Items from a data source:
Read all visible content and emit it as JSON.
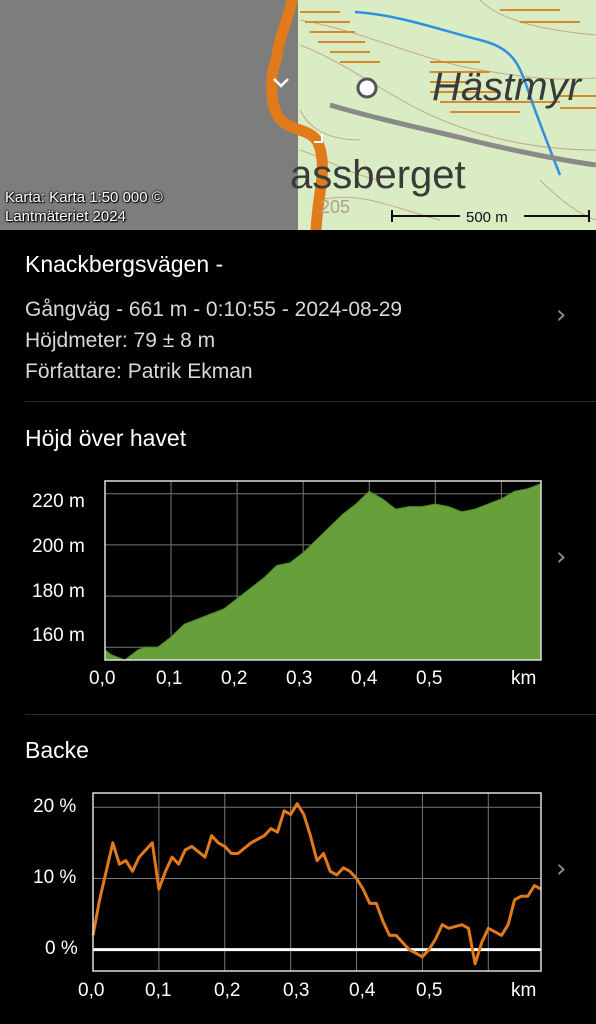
{
  "map": {
    "place_labels": [
      "Hästmyr",
      "assberget"
    ],
    "contour_label": "205",
    "attribution": [
      "Karta: Karta 1:50 000 ©",
      "Lantmäteriet 2024"
    ],
    "scale_label": "500 m",
    "colors": {
      "route": "#e07a1a",
      "land": "#d9ecc4",
      "water": "#2f8fe0",
      "road": "#8a8a8a",
      "unmapped": "#7d7d7d"
    }
  },
  "route": {
    "title": "Knackbergsvägen -",
    "summary": "Gångväg - 661 m - 0:10:55 - 2024-08-29",
    "elevation_gain": "Höjdmeter: 79 ± 8 m",
    "author": "Författare: Patrik Ekman"
  },
  "elevation": {
    "title": "Höjd över havet",
    "y_tick_labels": [
      "220 m",
      "200 m",
      "180 m",
      "160 m"
    ],
    "x_tick_labels": [
      "0,0",
      "0,1",
      "0,2",
      "0,3",
      "0,4",
      "0,5"
    ],
    "x_unit": "km"
  },
  "slope": {
    "title": "Backe",
    "y_tick_labels": [
      "20 %",
      "10 %",
      "0 %"
    ],
    "x_tick_labels": [
      "0,0",
      "0,1",
      "0,2",
      "0,3",
      "0,4",
      "0,5"
    ],
    "x_unit": "km"
  },
  "chart_data": [
    {
      "type": "area",
      "title": "Höjd över havet",
      "xlabel": "km",
      "ylabel": "",
      "xlim": [
        0,
        0.66
      ],
      "ylim": [
        155,
        225
      ],
      "grid": true,
      "color": "#67a03a",
      "x": [
        0.0,
        0.01,
        0.03,
        0.05,
        0.06,
        0.08,
        0.1,
        0.12,
        0.14,
        0.16,
        0.18,
        0.2,
        0.22,
        0.24,
        0.26,
        0.28,
        0.3,
        0.32,
        0.34,
        0.36,
        0.38,
        0.4,
        0.42,
        0.44,
        0.46,
        0.48,
        0.5,
        0.52,
        0.54,
        0.56,
        0.58,
        0.6,
        0.62,
        0.64,
        0.66
      ],
      "y": [
        159,
        157,
        155,
        159,
        160,
        160,
        164,
        169,
        171,
        173,
        175,
        179,
        183,
        187,
        192,
        193,
        197,
        202,
        207,
        212,
        216,
        221,
        218,
        214,
        215,
        215,
        216,
        215,
        213,
        214,
        216,
        218,
        221,
        222,
        224
      ]
    },
    {
      "type": "line",
      "title": "Backe",
      "xlabel": "km",
      "ylabel": "",
      "xlim": [
        0,
        0.68
      ],
      "ylim": [
        -3,
        22
      ],
      "grid": true,
      "color": "#e07a1a",
      "x": [
        0.0,
        0.01,
        0.02,
        0.03,
        0.04,
        0.05,
        0.06,
        0.07,
        0.09,
        0.1,
        0.11,
        0.12,
        0.13,
        0.14,
        0.15,
        0.17,
        0.18,
        0.19,
        0.2,
        0.21,
        0.22,
        0.24,
        0.26,
        0.27,
        0.28,
        0.29,
        0.3,
        0.31,
        0.32,
        0.33,
        0.34,
        0.35,
        0.36,
        0.37,
        0.38,
        0.39,
        0.4,
        0.41,
        0.42,
        0.43,
        0.44,
        0.45,
        0.46,
        0.47,
        0.48,
        0.49,
        0.5,
        0.51,
        0.52,
        0.53,
        0.54,
        0.56,
        0.57,
        0.58,
        0.59,
        0.6,
        0.61,
        0.62,
        0.63,
        0.64,
        0.65,
        0.66,
        0.67,
        0.68
      ],
      "y": [
        2,
        7,
        11,
        15,
        12,
        12.5,
        11,
        13,
        15,
        8.5,
        11,
        13,
        12,
        14,
        14.5,
        13,
        16,
        15,
        14.5,
        13.5,
        13.5,
        15,
        16,
        17,
        16.5,
        19.5,
        19,
        20.5,
        19,
        16,
        12.5,
        13.5,
        11,
        10.5,
        11.5,
        11,
        10,
        8.5,
        6.5,
        6.5,
        4,
        2,
        2,
        1,
        0,
        -0.5,
        -1,
        0,
        1.5,
        3.5,
        3,
        3.5,
        3,
        -2,
        1,
        3,
        2.5,
        2,
        3.5,
        7,
        7.5,
        7.5,
        9,
        8.5
      ]
    }
  ]
}
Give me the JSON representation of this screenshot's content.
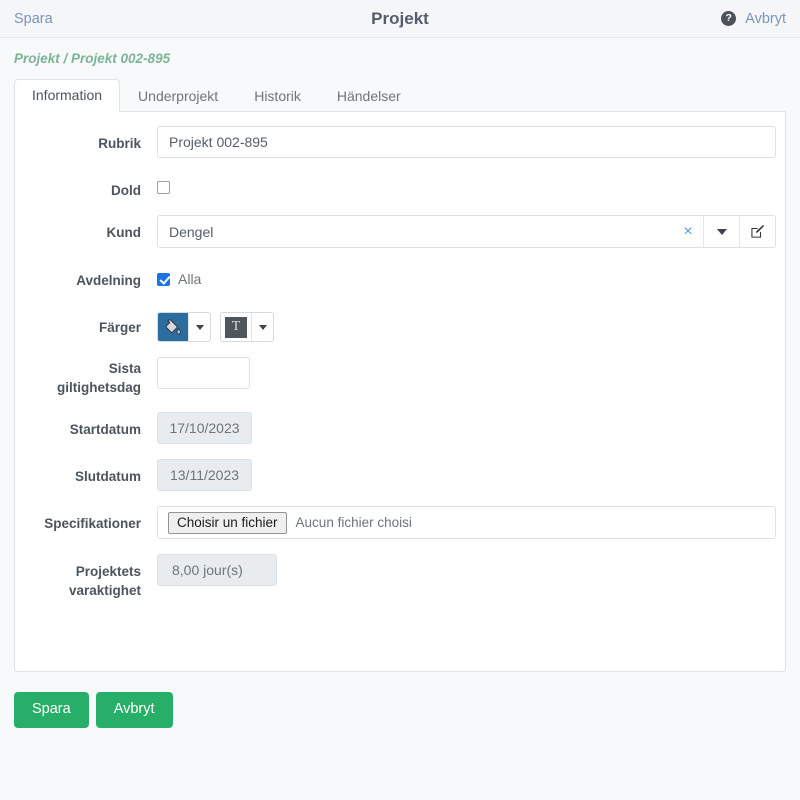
{
  "topbar": {
    "save_label": "Spara",
    "title": "Projekt",
    "help_glyph": "?",
    "cancel_label": "Avbryt"
  },
  "breadcrumb": "Projekt / Projekt 002-895",
  "tabs": [
    {
      "label": "Information",
      "active": true
    },
    {
      "label": "Underprojekt",
      "active": false
    },
    {
      "label": "Historik",
      "active": false
    },
    {
      "label": "Händelser",
      "active": false
    }
  ],
  "form": {
    "rubrik": {
      "label": "Rubrik",
      "value": "Projekt 002-895"
    },
    "dold": {
      "label": "Dold",
      "checked": false
    },
    "kund": {
      "label": "Kund",
      "value": "Dengel",
      "clear_glyph": "×",
      "edit_glyph": "✎"
    },
    "avdelning": {
      "label": "Avdelning",
      "option": "Alla",
      "checked": true
    },
    "farger": {
      "label": "Färger",
      "fill_color": "#2a6d9e",
      "text_color": "#4e555b",
      "text_glyph": "T"
    },
    "sista_giltighetsdag": {
      "label": "Sista giltighetsdag",
      "value": ""
    },
    "startdatum": {
      "label": "Startdatum",
      "value": "17/10/2023"
    },
    "slutdatum": {
      "label": "Slutdatum",
      "value": "13/11/2023"
    },
    "specifikationer": {
      "label": "Specifikationer",
      "button_label": "Choisir un fichier",
      "status": "Aucun fichier choisi"
    },
    "varaktighet": {
      "label": "Projektets varaktighet",
      "value": "8,00 jour(s)"
    }
  },
  "footer": {
    "save_label": "Spara",
    "cancel_label": "Avbryt",
    "accent": "#27ae68"
  }
}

Given problem: From the data above, show each line that contains "title".

Output of the exercise:
    "title": "Knackbergsvägen -",
    "title": "Höjd över havet",
    "title": "Backe",
      "title": "Höjd över havet",
      "title": "Backe",
    "title": "Projekt",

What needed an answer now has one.